Record extracts:
§
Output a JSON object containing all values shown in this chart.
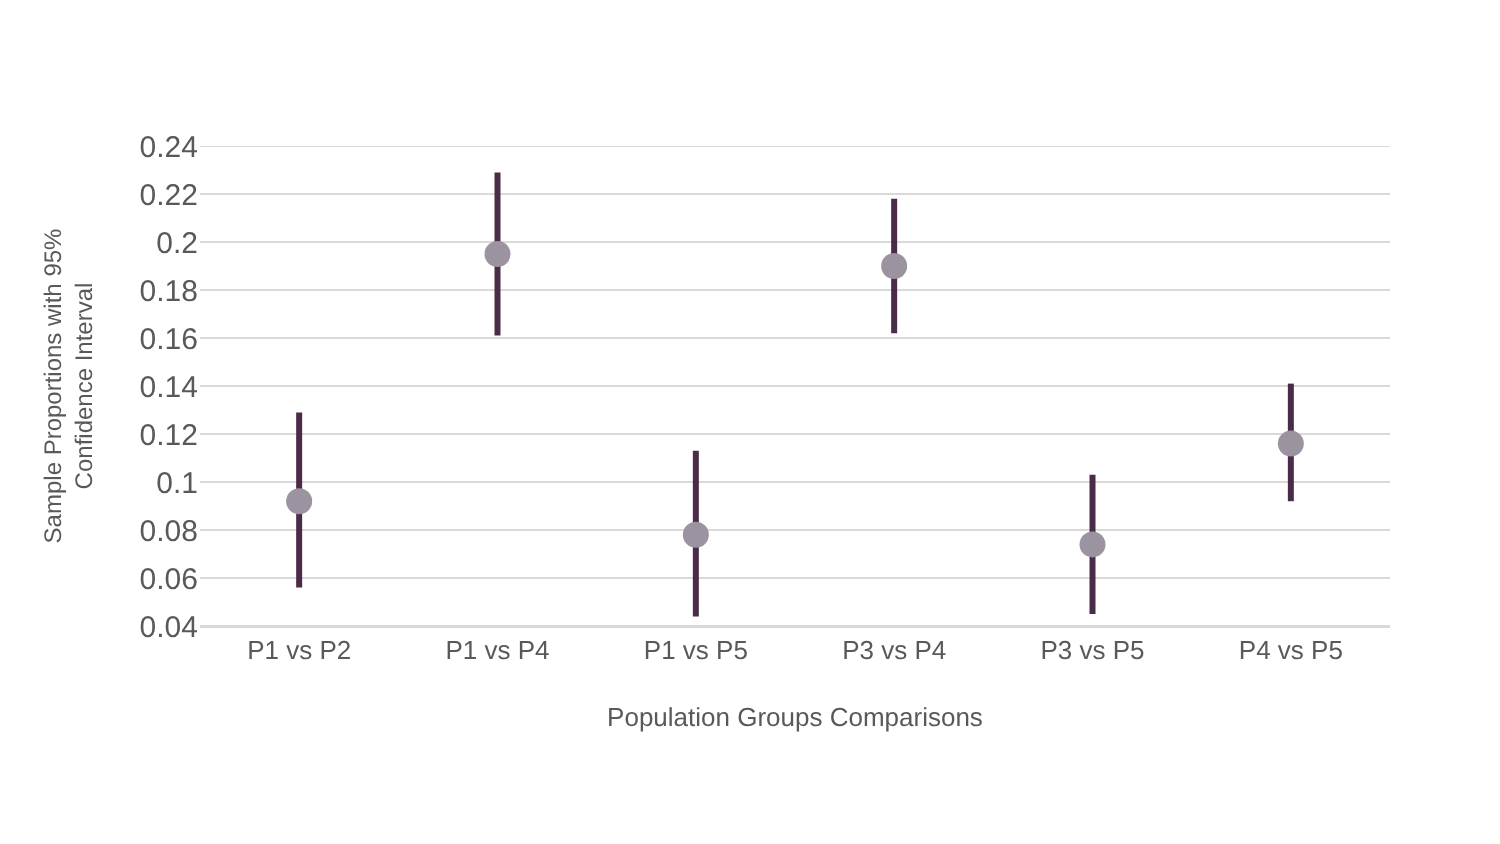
{
  "chart_data": {
    "type": "scatter",
    "xlabel": "Population Groups Comparisons",
    "ylabel": "Sample Proportions with 95%\nConfidence Interval",
    "categories": [
      "P1 vs P2",
      "P1 vs P4",
      "P1 vs P5",
      "P3 vs P4",
      "P3 vs P5",
      "P4 vs P5"
    ],
    "series": [
      {
        "color": "#9b939f",
        "values": [
          0.092,
          0.195,
          0.078,
          0.19,
          0.074,
          0.116
        ],
        "errors": [
          [
            0.056,
            0.129
          ],
          [
            0.161,
            0.229
          ],
          [
            0.044,
            0.113
          ],
          [
            0.162,
            0.218
          ],
          [
            0.045,
            0.103
          ],
          [
            0.092,
            0.141
          ]
        ]
      }
    ],
    "ylim": [
      0.04,
      0.24
    ],
    "yticks": [
      0.04,
      0.06,
      0.08,
      0.1,
      0.12,
      0.14,
      0.16,
      0.18,
      0.2,
      0.22,
      0.24
    ],
    "grid": "y",
    "marker": "circle"
  }
}
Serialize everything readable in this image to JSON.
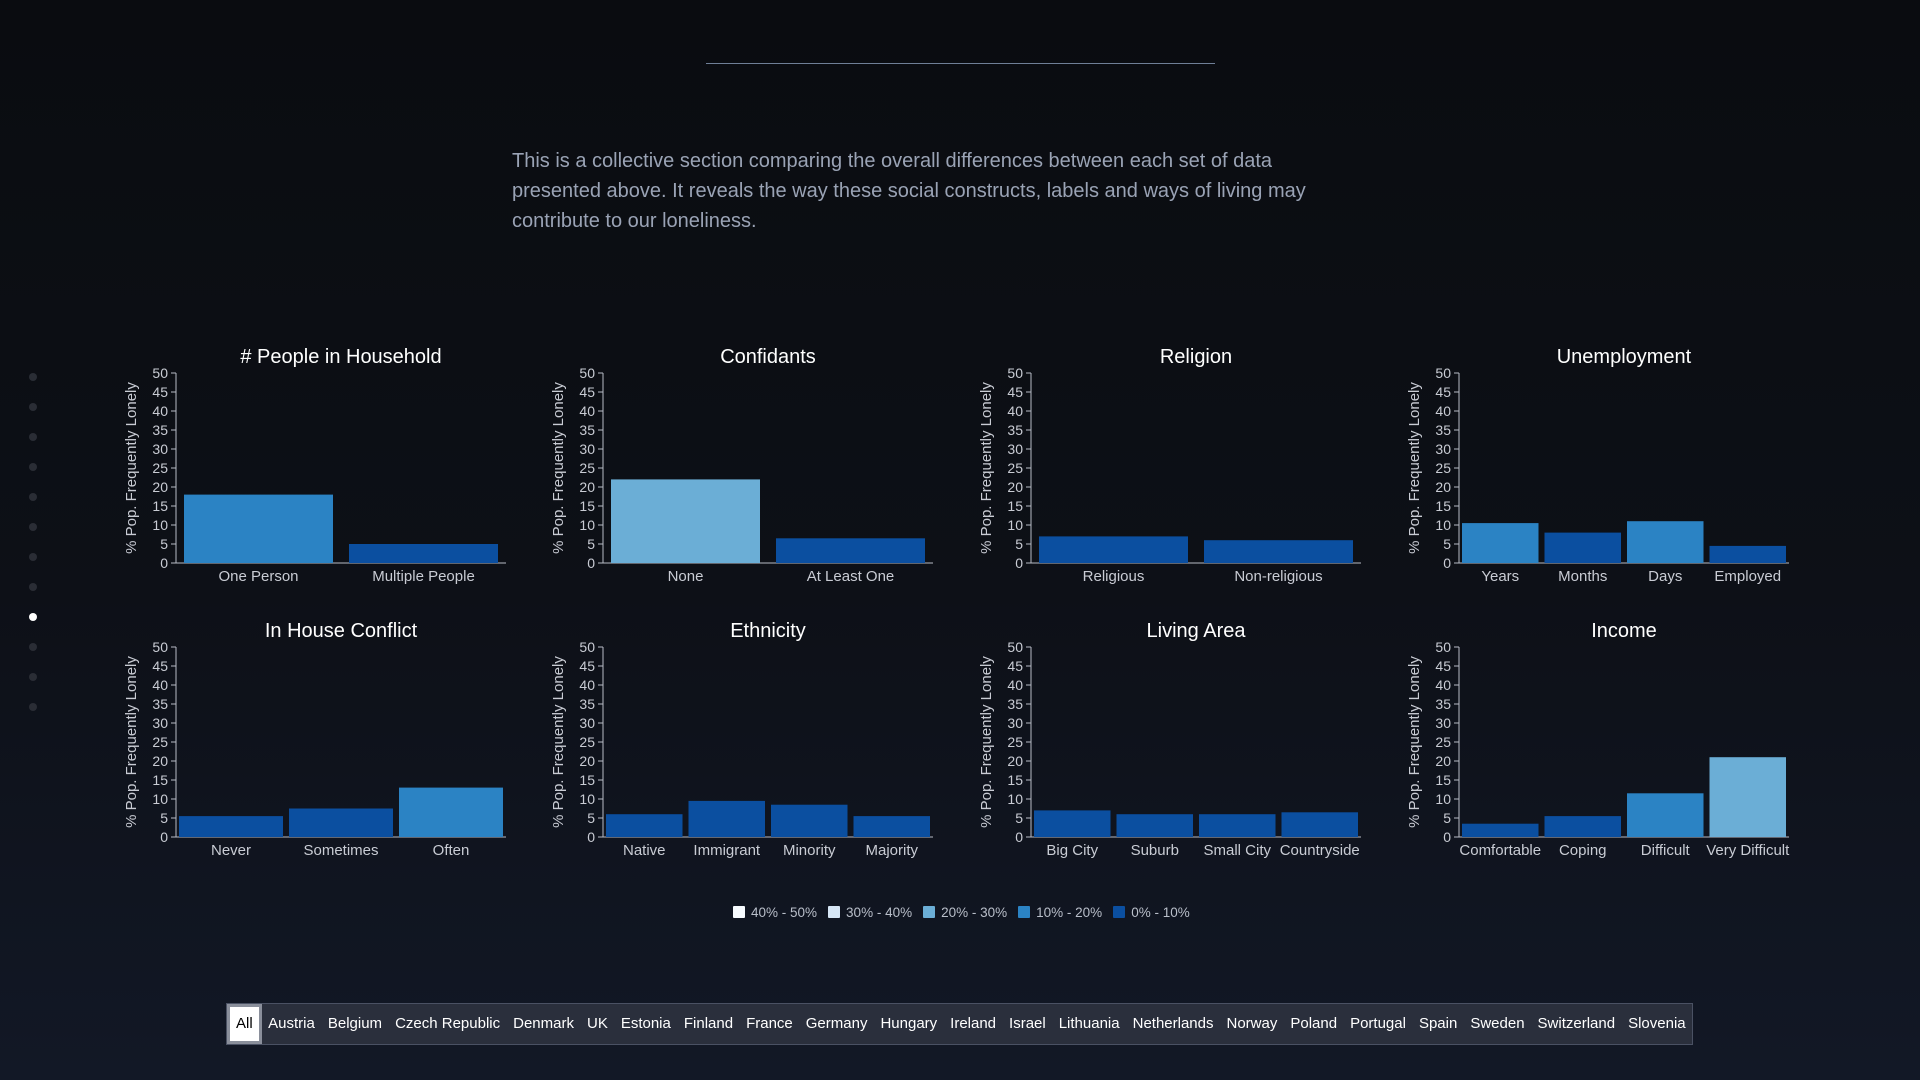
{
  "intro_text": "This is a collective section comparing the overall differences between each set of data presented above. It reveals the way these social constructs, labels and ways of living may contribute to our loneliness.",
  "nav": {
    "dots": 12,
    "active_index": 8
  },
  "colors": {
    "band_0_10": "#0b4fa0",
    "band_10_20": "#2b83c4",
    "band_20_30": "#6baed6",
    "band_30_40": "#d6e6f5",
    "band_40_50": "#f7fbff"
  },
  "chart_data": [
    {
      "type": "bar",
      "title": "# People in Household",
      "ylabel": "% Pop. Frequently Lonely",
      "ylim": [
        0,
        50
      ],
      "yticks": [
        0,
        5,
        10,
        15,
        20,
        25,
        30,
        35,
        40,
        45,
        50
      ],
      "categories": [
        "One Person",
        "Multiple People"
      ],
      "values": [
        18,
        5
      ]
    },
    {
      "type": "bar",
      "title": "Confidants",
      "ylabel": "% Pop. Frequently Lonely",
      "ylim": [
        0,
        50
      ],
      "yticks": [
        0,
        5,
        10,
        15,
        20,
        25,
        30,
        35,
        40,
        45,
        50
      ],
      "categories": [
        "None",
        "At Least One"
      ],
      "values": [
        22,
        6.5
      ]
    },
    {
      "type": "bar",
      "title": "Religion",
      "ylabel": "% Pop. Frequently Lonely",
      "ylim": [
        0,
        50
      ],
      "yticks": [
        0,
        5,
        10,
        15,
        20,
        25,
        30,
        35,
        40,
        45,
        50
      ],
      "categories": [
        "Religious",
        "Non-religious"
      ],
      "values": [
        7,
        6
      ]
    },
    {
      "type": "bar",
      "title": "Unemployment",
      "ylabel": "% Pop. Frequently Lonely",
      "ylim": [
        0,
        50
      ],
      "yticks": [
        0,
        5,
        10,
        15,
        20,
        25,
        30,
        35,
        40,
        45,
        50
      ],
      "categories": [
        "Years",
        "Months",
        "Days",
        "Employed"
      ],
      "values": [
        10.5,
        8,
        11,
        4.5
      ]
    },
    {
      "type": "bar",
      "title": "In House Conflict",
      "ylabel": "% Pop. Frequently Lonely",
      "ylim": [
        0,
        50
      ],
      "yticks": [
        0,
        5,
        10,
        15,
        20,
        25,
        30,
        35,
        40,
        45,
        50
      ],
      "categories": [
        "Never",
        "Sometimes",
        "Often"
      ],
      "values": [
        5.5,
        7.5,
        13
      ]
    },
    {
      "type": "bar",
      "title": "Ethnicity",
      "ylabel": "% Pop. Frequently Lonely",
      "ylim": [
        0,
        50
      ],
      "yticks": [
        0,
        5,
        10,
        15,
        20,
        25,
        30,
        35,
        40,
        45,
        50
      ],
      "categories": [
        "Native",
        "Immigrant",
        "Minority",
        "Majority"
      ],
      "values": [
        6,
        9.5,
        8.5,
        5.5
      ]
    },
    {
      "type": "bar",
      "title": "Living Area",
      "ylabel": "% Pop. Frequently Lonely",
      "ylim": [
        0,
        50
      ],
      "yticks": [
        0,
        5,
        10,
        15,
        20,
        25,
        30,
        35,
        40,
        45,
        50
      ],
      "categories": [
        "Big City",
        "Suburb",
        "Small City",
        "Countryside"
      ],
      "values": [
        7,
        6,
        6,
        6.5
      ]
    },
    {
      "type": "bar",
      "title": "Income",
      "ylabel": "% Pop. Frequently Lonely",
      "ylim": [
        0,
        50
      ],
      "yticks": [
        0,
        5,
        10,
        15,
        20,
        25,
        30,
        35,
        40,
        45,
        50
      ],
      "categories": [
        "Comfortable",
        "Coping",
        "Difficult",
        "Very Difficult"
      ],
      "values": [
        3.5,
        5.5,
        11.5,
        21
      ]
    }
  ],
  "legend": [
    {
      "label": "40% - 50%",
      "color": "#f7fbff"
    },
    {
      "label": "30% - 40%",
      "color": "#d6e6f5"
    },
    {
      "label": "20% - 30%",
      "color": "#6baed6"
    },
    {
      "label": "10% - 20%",
      "color": "#2b83c4"
    },
    {
      "label": "0% - 10%",
      "color": "#0b4fa0"
    }
  ],
  "countries": [
    "All",
    "Austria",
    "Belgium",
    "Czech Republic",
    "Denmark",
    "UK",
    "Estonia",
    "Finland",
    "France",
    "Germany",
    "Hungary",
    "Ireland",
    "Israel",
    "Lithuania",
    "Netherlands",
    "Norway",
    "Poland",
    "Portugal",
    "Spain",
    "Sweden",
    "Switzerland",
    "Slovenia"
  ],
  "selected_country": "All"
}
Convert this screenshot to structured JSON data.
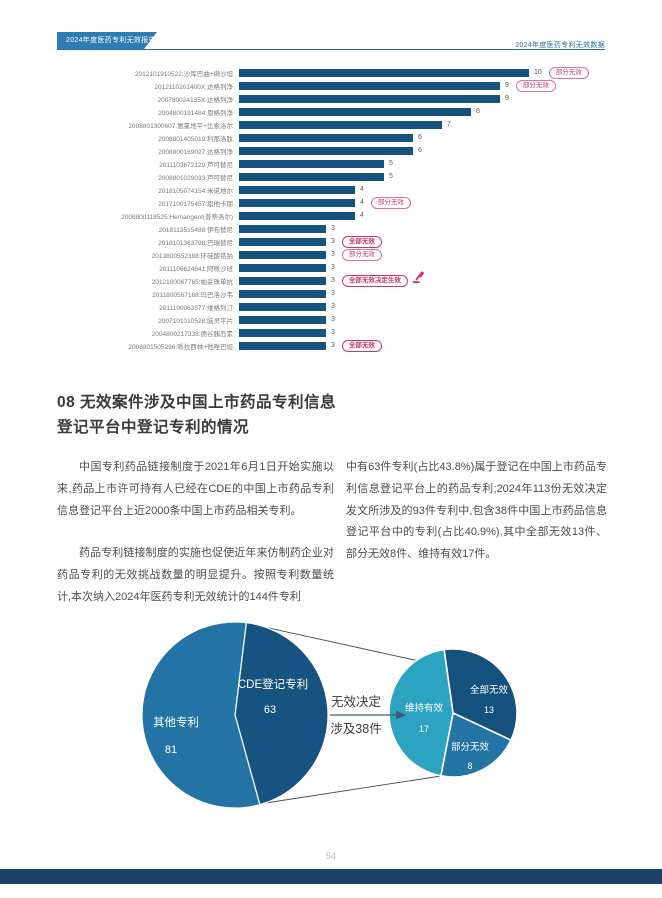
{
  "header": {
    "left_tag": "2024年度医药专利无效报告",
    "right_tag": "2024年度医药专利无效数据"
  },
  "chart_data": [
    {
      "type": "bar",
      "orientation": "horizontal",
      "xlim": [
        0,
        10
      ],
      "bar_color": "#16527e",
      "badge_color": "#c73a67",
      "rows": [
        {
          "label": "2012101910522:沙库巴曲+缬沙坦",
          "value": 10,
          "badge": "部分无效",
          "bold": false
        },
        {
          "label": "2012110201400X:达格列净",
          "value": 9,
          "badge": "部分无效",
          "bold": false
        },
        {
          "label": "200780024135X:达格列净",
          "value": 9
        },
        {
          "label": "2004800191484:恩格列净",
          "value": 8
        },
        {
          "label": "2008801300607:氨氯地平+比索洛尔",
          "value": 7
        },
        {
          "label": "2008801405019:利那洛肽",
          "value": 6
        },
        {
          "label": "2008800169027:达格列净",
          "value": 6
        },
        {
          "label": "2011103672129:芦可替尼",
          "value": 5
        },
        {
          "label": "2008801029033:芦可替尼",
          "value": 5
        },
        {
          "label": "2018105074154:米诺地尔",
          "value": 4
        },
        {
          "label": "2017100175457:恩他卡朋",
          "value": 4,
          "badge": "部分无效",
          "bold": false
        },
        {
          "label": "2008800118525:Hemangeol(普萘洛尔)",
          "value": 4
        },
        {
          "label": "2018113515488:伊布替尼",
          "value": 3
        },
        {
          "label": "2018101363798:巴瑞替尼",
          "value": 3,
          "badge": "全部无效",
          "bold": true
        },
        {
          "label": "2013800552388:环硅酸锆钠",
          "value": 3,
          "badge": "部分无效",
          "bold": false
        },
        {
          "label": "2011106624841:阿哌沙班",
          "value": 3
        },
        {
          "label": "2012100067765:帕妥珠单抗",
          "value": 3,
          "badge": "全部无效决定生效",
          "bold": true,
          "gavel": true
        },
        {
          "label": "2011800567168:玛巴洛沙韦",
          "value": 3
        },
        {
          "label": "2011100063577:维格列汀",
          "value": 3
        },
        {
          "label": "2007101010528:脑灵平片",
          "value": 3
        },
        {
          "label": "2004800217338:德谷胰岛素",
          "value": 3
        },
        {
          "label": "2008801505296:哌拉西林+他唑巴坦",
          "value": 3,
          "badge": "全部无效",
          "bold": true
        }
      ]
    },
    {
      "type": "pie",
      "name": "registered-vs-other-patents",
      "start_angle_deg": 7,
      "slices": [
        {
          "label": "CDE登记专利",
          "value": 63,
          "color": "#175380"
        },
        {
          "label": "其他专利",
          "value": 81,
          "color": "#2473a5"
        }
      ]
    },
    {
      "type": "pie",
      "name": "decision-outcomes",
      "start_angle_deg": -8,
      "slices": [
        {
          "label": "全部无效",
          "value": 13,
          "color": "#14527d"
        },
        {
          "label": "部分无效",
          "value": 8,
          "color": "#2473a5"
        },
        {
          "label": "维持有效",
          "value": 17,
          "color": "#2da3c2"
        }
      ]
    }
  ],
  "pie_annotation": {
    "line1": "无效决定",
    "line2": "涉及38件"
  },
  "section_heading": {
    "line1": "08 无效案件涉及中国上市药品专利信息",
    "line2": "登记平台中登记专利的情况"
  },
  "body": {
    "left_p1": "中国专利药品链接制度于2021年6月1日开始实施以来,药品上市许可持有人已经在CDE的中国上市药品专利信息登记平台上近2000条中国上市药品相关专利。",
    "left_p2": "药品专利链接制度的实施也促使近年来仿制药企业对药品专利的无效挑战数量的明显提升。按照专利数量统计,本次纳入2024年医药专利无效统计的144件专利",
    "right_p1": "中有63件专利(占比43.8%)属于登记在中国上市药品专利信息登记平台上的药品专利;2024年113份无效决定发文所涉及的93件专利中,包含38件中国上市药品信息登记平台中的专利(占比40.9%),其中全部无效13件、部分无效8件、维持有效17件。"
  },
  "footer": {
    "page_number": "54"
  }
}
§
Given instruction: Identify the lines in the entries that hold "达格列净" and return each one.

Result for this task:
          "label": "2012110201400X:达格列净",
          "label": "200780024135X:达格列净",
          "label": "2008800169027:达格列净",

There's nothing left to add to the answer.